* _Task brief_
Find how many lines in the material hold the word "Ambitions", then state that number and nothing more.
═══
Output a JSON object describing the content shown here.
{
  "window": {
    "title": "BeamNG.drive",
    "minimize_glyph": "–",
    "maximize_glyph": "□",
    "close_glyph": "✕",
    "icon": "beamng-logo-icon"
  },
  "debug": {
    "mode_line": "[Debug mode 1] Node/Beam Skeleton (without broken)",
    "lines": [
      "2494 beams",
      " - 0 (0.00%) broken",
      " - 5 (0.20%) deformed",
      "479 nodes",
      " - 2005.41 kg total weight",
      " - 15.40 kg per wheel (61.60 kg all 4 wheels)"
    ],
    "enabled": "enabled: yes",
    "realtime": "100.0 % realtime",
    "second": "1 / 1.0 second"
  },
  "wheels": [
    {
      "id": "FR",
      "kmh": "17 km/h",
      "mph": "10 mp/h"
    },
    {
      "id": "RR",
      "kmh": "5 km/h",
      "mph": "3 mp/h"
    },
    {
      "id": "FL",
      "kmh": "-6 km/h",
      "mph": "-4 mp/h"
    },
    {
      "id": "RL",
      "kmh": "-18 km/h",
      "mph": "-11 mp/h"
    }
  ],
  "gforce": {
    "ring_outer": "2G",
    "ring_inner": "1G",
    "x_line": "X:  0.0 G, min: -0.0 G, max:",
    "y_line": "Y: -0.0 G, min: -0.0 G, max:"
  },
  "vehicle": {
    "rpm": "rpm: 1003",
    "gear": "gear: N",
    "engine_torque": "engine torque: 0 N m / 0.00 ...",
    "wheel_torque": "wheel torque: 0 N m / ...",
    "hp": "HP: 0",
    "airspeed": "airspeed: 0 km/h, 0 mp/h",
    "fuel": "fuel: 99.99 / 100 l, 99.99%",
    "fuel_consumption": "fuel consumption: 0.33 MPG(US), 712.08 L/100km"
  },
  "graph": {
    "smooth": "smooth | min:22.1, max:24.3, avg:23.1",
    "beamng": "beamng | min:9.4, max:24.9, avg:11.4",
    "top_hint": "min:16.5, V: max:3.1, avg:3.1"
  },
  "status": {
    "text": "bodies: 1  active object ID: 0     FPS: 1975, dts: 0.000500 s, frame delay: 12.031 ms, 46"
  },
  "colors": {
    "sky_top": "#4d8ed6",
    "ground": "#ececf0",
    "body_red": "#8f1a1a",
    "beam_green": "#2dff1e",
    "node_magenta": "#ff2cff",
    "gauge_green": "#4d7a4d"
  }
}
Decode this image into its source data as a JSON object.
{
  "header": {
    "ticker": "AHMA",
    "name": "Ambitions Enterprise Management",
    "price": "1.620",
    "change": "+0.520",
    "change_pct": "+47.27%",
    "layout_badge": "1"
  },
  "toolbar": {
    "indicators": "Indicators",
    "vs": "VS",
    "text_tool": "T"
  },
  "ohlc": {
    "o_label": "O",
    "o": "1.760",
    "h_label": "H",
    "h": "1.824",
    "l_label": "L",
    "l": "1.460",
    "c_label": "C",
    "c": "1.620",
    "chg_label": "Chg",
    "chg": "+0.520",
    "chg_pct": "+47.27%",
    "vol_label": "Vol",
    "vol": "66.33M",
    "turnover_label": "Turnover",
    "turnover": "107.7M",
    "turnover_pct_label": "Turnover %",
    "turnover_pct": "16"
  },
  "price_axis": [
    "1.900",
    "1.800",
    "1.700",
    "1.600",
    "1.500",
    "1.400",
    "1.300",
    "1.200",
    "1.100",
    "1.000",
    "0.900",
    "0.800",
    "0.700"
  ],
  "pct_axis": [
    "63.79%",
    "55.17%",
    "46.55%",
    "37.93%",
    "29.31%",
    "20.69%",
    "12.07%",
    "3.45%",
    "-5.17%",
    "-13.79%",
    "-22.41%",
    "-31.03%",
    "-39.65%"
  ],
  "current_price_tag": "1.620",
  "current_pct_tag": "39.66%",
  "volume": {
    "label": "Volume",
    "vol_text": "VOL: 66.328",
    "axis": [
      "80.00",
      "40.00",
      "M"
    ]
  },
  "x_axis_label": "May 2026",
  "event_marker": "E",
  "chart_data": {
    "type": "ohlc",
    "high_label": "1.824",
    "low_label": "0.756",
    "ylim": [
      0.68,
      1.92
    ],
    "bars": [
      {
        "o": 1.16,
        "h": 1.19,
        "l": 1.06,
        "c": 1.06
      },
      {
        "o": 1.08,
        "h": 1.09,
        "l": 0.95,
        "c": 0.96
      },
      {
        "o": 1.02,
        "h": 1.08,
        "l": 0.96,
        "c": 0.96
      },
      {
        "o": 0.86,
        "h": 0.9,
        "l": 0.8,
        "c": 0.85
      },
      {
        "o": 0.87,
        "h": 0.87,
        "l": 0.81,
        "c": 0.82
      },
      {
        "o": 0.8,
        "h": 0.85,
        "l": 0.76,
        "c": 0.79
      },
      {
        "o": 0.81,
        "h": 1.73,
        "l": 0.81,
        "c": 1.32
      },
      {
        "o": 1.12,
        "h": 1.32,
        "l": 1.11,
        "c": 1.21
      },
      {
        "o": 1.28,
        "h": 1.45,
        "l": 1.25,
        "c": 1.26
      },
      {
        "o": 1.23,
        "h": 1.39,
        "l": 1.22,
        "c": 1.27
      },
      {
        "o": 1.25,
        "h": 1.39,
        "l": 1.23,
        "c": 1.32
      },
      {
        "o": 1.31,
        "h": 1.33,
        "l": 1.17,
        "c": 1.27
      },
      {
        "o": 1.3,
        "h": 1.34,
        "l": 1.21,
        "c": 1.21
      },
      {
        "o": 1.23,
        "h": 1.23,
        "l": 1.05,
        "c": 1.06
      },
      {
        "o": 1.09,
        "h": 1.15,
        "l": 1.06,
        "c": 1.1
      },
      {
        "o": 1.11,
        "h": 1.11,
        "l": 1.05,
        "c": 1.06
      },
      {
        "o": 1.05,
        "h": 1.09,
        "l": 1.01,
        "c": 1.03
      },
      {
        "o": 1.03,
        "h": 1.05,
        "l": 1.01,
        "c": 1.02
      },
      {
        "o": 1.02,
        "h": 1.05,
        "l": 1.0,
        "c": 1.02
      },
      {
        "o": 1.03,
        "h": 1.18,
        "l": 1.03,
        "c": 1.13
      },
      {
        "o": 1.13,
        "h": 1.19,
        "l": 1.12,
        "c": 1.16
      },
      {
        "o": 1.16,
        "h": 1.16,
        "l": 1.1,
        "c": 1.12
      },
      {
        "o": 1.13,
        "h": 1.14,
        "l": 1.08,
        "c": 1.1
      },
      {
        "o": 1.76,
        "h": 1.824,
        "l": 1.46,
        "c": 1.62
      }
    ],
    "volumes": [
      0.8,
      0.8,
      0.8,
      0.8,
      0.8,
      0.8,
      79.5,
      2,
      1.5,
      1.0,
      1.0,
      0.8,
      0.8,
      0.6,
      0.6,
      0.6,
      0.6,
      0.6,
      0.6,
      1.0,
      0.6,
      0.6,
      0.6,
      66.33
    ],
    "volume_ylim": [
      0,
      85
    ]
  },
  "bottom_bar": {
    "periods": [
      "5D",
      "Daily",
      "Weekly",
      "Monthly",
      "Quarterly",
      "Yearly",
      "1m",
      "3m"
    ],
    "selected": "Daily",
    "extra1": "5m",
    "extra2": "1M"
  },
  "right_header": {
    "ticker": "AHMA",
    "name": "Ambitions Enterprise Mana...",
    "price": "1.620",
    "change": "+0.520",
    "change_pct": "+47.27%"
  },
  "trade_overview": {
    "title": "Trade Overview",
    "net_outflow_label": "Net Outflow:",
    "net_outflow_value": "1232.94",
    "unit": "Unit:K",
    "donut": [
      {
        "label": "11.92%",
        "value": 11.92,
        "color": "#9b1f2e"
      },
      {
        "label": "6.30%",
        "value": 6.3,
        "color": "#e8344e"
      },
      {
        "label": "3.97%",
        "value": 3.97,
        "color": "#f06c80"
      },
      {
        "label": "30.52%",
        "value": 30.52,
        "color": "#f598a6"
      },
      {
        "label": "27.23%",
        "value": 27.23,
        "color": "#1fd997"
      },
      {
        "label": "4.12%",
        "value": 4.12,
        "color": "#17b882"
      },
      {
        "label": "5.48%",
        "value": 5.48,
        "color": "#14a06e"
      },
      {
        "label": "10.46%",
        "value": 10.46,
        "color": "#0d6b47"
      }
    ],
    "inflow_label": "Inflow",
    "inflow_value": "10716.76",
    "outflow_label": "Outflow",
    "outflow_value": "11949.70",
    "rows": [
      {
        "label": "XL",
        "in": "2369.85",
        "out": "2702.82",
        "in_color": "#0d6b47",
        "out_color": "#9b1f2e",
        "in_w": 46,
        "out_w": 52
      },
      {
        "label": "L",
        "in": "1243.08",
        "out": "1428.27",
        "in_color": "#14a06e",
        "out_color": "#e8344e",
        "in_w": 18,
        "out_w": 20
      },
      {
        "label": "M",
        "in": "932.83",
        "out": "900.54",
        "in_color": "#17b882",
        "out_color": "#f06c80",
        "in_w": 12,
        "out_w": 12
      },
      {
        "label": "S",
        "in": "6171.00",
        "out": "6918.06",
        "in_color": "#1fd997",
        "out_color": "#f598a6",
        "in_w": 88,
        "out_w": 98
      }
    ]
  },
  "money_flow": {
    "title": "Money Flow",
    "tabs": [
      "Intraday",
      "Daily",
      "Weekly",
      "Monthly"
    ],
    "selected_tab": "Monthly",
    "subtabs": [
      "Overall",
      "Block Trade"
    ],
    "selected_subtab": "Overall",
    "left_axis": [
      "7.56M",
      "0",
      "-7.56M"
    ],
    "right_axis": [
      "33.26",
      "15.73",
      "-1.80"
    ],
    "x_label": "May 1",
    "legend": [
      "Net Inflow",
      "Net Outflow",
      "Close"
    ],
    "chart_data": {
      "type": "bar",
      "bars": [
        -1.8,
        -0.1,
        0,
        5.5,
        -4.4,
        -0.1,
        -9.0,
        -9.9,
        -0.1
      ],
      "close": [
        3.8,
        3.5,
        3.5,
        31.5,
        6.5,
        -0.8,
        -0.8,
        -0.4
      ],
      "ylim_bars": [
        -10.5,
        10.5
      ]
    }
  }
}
═══
* _Complete output_
2